> _Data records_:
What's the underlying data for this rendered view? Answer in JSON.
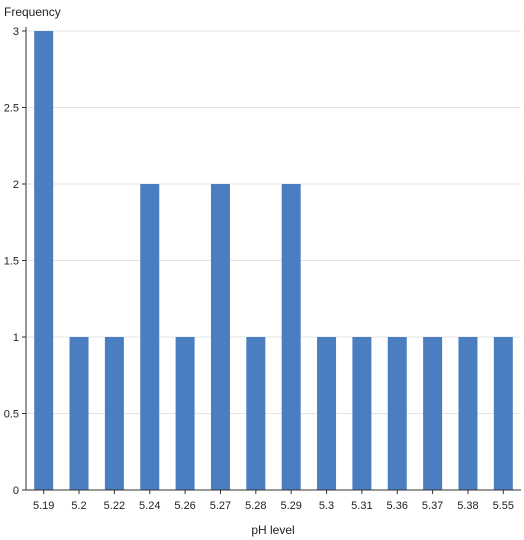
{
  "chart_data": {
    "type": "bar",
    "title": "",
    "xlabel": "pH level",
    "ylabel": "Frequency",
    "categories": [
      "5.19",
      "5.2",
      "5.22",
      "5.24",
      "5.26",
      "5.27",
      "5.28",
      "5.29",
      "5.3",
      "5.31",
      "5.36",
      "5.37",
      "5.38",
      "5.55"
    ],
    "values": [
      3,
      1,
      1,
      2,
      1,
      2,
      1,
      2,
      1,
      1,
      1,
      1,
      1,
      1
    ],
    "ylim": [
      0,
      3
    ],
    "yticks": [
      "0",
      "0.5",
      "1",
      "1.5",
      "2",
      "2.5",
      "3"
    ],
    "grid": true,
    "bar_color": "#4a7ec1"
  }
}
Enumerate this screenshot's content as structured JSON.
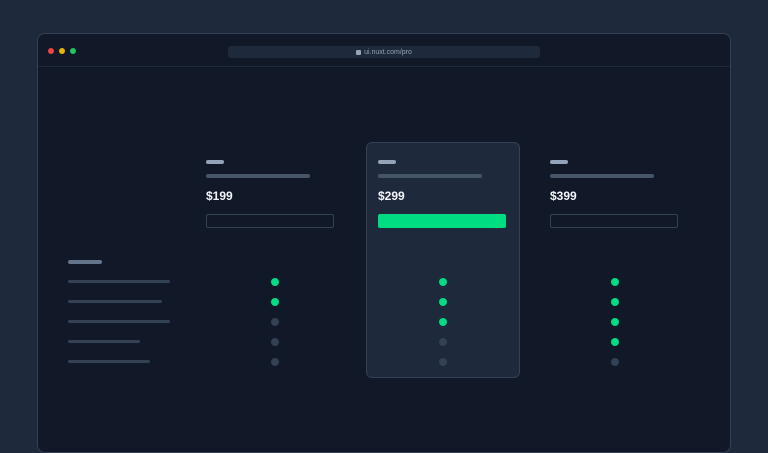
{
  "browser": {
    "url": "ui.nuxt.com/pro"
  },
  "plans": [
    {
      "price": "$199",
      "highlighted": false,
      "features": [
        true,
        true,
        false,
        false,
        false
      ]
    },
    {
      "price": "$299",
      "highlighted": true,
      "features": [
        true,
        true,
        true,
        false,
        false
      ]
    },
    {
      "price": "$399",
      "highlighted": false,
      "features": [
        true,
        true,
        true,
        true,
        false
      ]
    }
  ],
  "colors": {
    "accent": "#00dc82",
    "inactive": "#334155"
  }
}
---
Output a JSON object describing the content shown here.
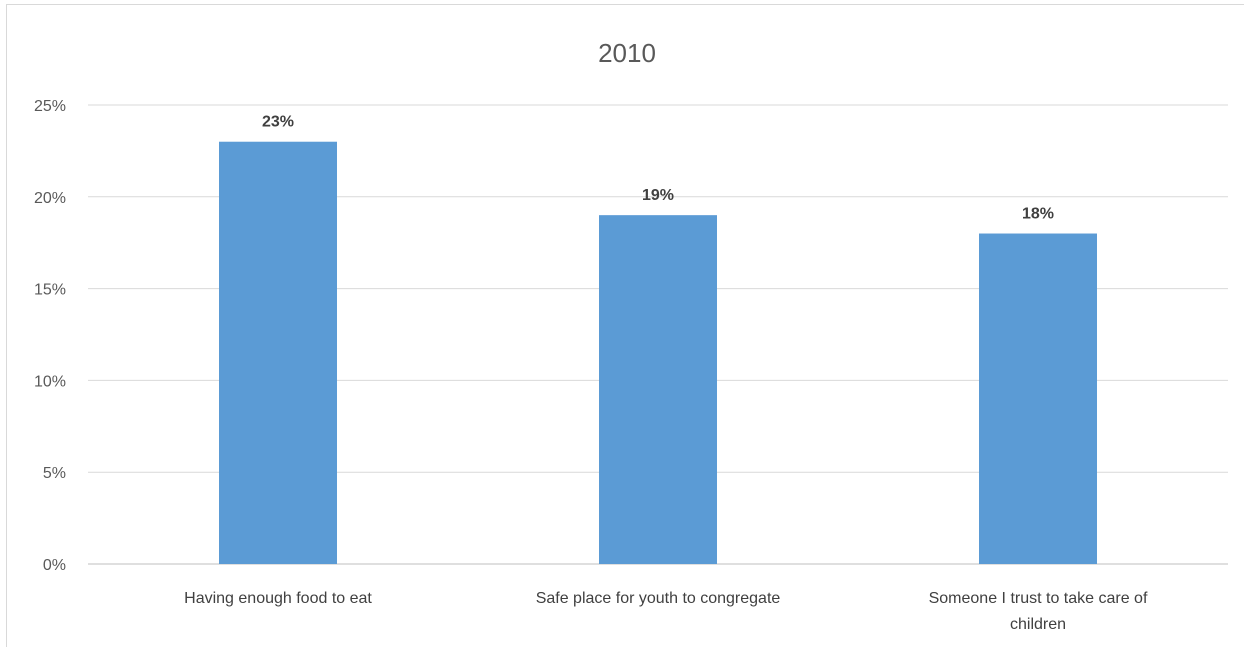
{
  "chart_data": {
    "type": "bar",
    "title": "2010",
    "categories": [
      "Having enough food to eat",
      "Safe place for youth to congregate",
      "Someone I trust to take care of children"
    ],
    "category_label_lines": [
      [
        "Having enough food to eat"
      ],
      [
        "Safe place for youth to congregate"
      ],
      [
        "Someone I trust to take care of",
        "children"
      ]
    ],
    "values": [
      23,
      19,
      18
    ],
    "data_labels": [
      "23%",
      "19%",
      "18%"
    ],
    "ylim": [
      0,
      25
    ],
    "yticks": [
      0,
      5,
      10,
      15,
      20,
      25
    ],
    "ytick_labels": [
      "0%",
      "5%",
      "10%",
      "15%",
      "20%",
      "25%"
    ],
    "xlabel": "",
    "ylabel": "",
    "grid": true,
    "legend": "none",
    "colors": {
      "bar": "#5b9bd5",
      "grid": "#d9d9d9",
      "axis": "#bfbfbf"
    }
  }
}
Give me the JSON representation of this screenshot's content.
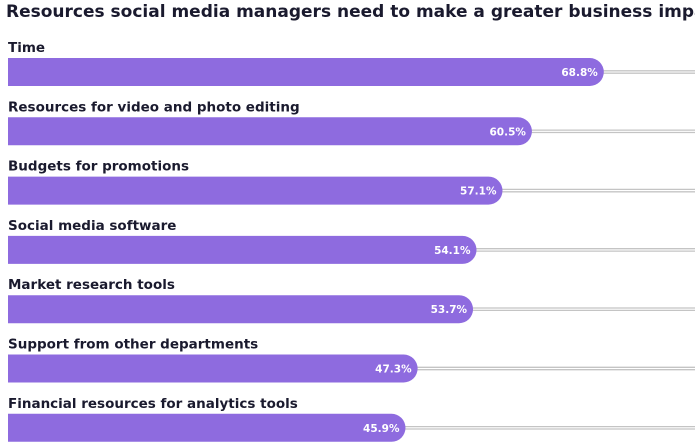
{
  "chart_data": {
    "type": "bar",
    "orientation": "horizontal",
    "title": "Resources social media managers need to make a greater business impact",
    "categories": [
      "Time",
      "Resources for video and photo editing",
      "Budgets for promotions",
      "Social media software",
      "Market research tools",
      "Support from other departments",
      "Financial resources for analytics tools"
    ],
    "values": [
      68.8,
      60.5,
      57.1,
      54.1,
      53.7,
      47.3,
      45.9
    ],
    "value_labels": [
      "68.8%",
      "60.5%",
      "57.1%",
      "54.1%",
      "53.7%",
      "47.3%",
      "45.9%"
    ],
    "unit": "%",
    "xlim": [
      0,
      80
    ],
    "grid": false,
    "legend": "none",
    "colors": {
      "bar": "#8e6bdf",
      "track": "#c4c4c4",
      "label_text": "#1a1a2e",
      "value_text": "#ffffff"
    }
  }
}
...
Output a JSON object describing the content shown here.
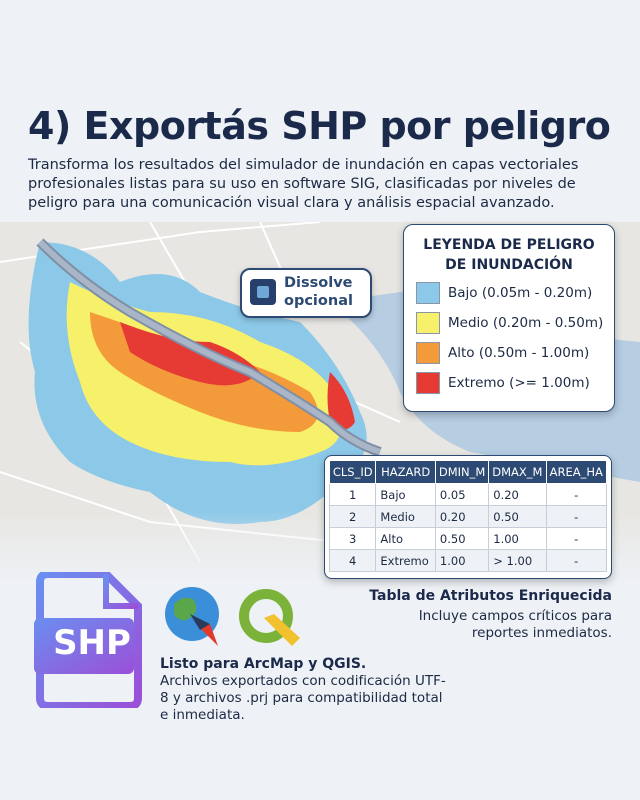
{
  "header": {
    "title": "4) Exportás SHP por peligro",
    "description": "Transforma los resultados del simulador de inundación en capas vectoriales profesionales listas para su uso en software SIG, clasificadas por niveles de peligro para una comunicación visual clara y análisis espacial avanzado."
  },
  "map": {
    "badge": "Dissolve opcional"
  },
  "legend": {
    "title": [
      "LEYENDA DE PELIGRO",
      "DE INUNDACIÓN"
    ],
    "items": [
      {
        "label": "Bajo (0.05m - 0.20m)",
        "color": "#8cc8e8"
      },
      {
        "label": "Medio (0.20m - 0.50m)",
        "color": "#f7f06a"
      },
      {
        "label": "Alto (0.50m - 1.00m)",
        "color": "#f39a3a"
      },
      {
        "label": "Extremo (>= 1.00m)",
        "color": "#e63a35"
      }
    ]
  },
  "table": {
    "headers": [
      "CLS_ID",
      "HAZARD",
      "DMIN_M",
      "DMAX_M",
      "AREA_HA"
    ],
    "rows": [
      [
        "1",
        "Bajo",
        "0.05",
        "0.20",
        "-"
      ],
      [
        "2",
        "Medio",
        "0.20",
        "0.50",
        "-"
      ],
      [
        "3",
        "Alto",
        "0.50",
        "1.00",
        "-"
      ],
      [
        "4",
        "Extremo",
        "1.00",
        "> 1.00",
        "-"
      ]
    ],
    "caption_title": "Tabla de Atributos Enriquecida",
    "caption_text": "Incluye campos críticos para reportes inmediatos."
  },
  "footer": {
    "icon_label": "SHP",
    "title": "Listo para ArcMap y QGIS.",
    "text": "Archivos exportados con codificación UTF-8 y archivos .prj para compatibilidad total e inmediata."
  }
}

> _Set problem_: Search the lines above for the string "food", then show every one that has it.

> _Solution_:
      "Having enough food to eat",
        "Having enough food to eat"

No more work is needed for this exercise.